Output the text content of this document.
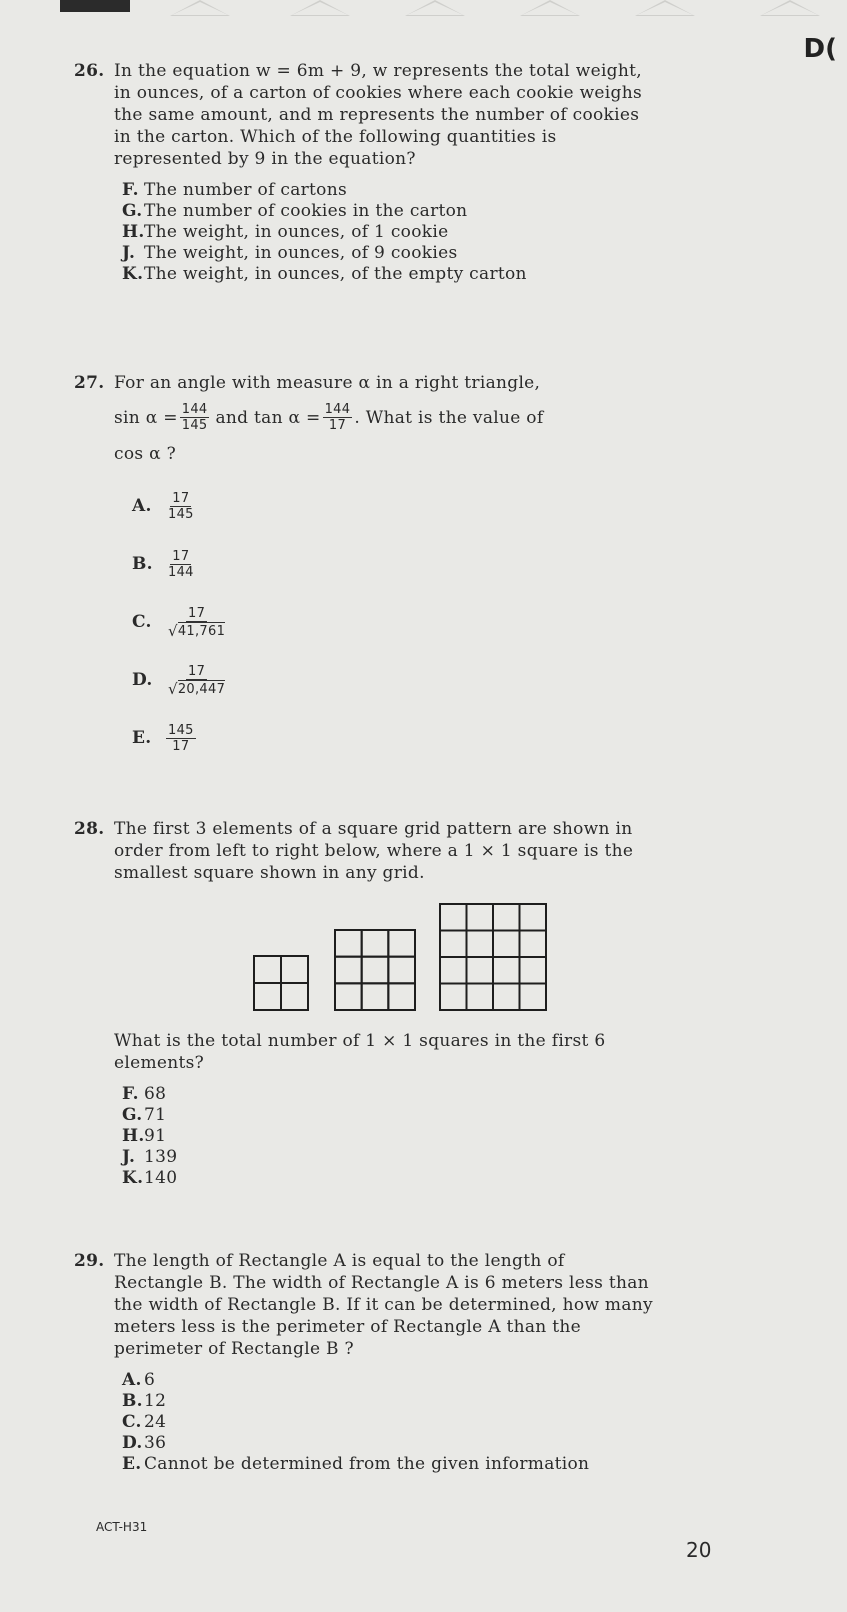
D(
26. In the equation w = 6m + 9, w represents the total weight, in ounces, of a carton of cookies where each cookie weighs the same amount, and m represents the number of cookies in the carton. Which of the following quantities is represented by 9 in the equation?

F. The number of cartons
G. The number of cookies in the carton
H. The weight, in ounces, of 1 cookie
J. The weight, in ounces, of 9 cookies
K. The weight, in ounces, of the empty carton
27. For an angle with measure α in a right triangle,

$\sin \alpha = \frac{144}{145}$ and $\tan \alpha = \frac{144}{17}$ . What is the value of

cos α ?

A.	$\frac{17}{145}$
B.	$\frac{17}{144}$
C.	$\frac{17}{√ 41,761}$
D.	$\frac{17}{√ 20,447}$
E.	$\frac{145}{17}$
28. The first 3 elements of a square grid pattern are shown in order from left to right below, where a 1 × 1 square is the smallest square shown in any grid.

What is the total number of 1 × 1 squares in the first 6 elements?

F. 68
G. 71
H. 91
J. 139
K. 140
29. The length of Rectangle A is equal to the length of Rectangle B. The width of Rectangle A is 6 meters less than the width of Rectangle B. If it can be determined, how many meters less is the perimeter of Rectangle A than the perimeter of Rectangle B ?

A. 6
B. 12
C. 24
D. 36
E. Cannot be determined from the given information
ACT-H31
20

● ● ● ● ● ● ●

== EXERCISE REQUIREMENTS ==
Repeat the listing in full and exactly. Do not include any images.

== RIGHT ANSWER ==
Output the text content of this document.
D(
26. In the equation w = 6m + 9, w represents the total weight, in ounces, of a carton of cookies where each cookie weighs the same amount, and m represents the number of cookies in the carton. Which of the following quantities is represented by 9 in the equation?

F. The number of cartons
G. The number of cookies in the carton
H. The weight, in ounces, of 1 cookie
J. The weight, in ounces, of 9 cookies
K. The weight, in ounces, of the empty carton
27. For an angle with measure α in a right triangle,

$\sin \alpha = \frac{144}{145}$ and $\tan \alpha = \frac{144}{17}$ . What is the value of

cos α ?

A.	$\frac{17}{145}$
B.	$\frac{17}{144}$
C.	$\frac{17}{√ 41,761}$
D.	$\frac{17}{√ 20,447}$
E.	$\frac{145}{17}$
28. The first 3 elements of a square grid pattern are shown in order from left to right below, where a 1 × 1 square is the smallest square shown in any grid.

What is the total number of 1 × 1 squares in the first 6 elements?

F. 68
G. 71
H. 91
J. 139
K. 140
29. The length of Rectangle A is equal to the length of Rectangle B. The width of Rectangle A is 6 meters less than the width of Rectangle B. If it can be determined, how many meters less is the perimeter of Rectangle A than the perimeter of Rectangle B ?

A. 6
B. 12
C. 24
D. 36
E. Cannot be determined from the given information
ACT-H31
20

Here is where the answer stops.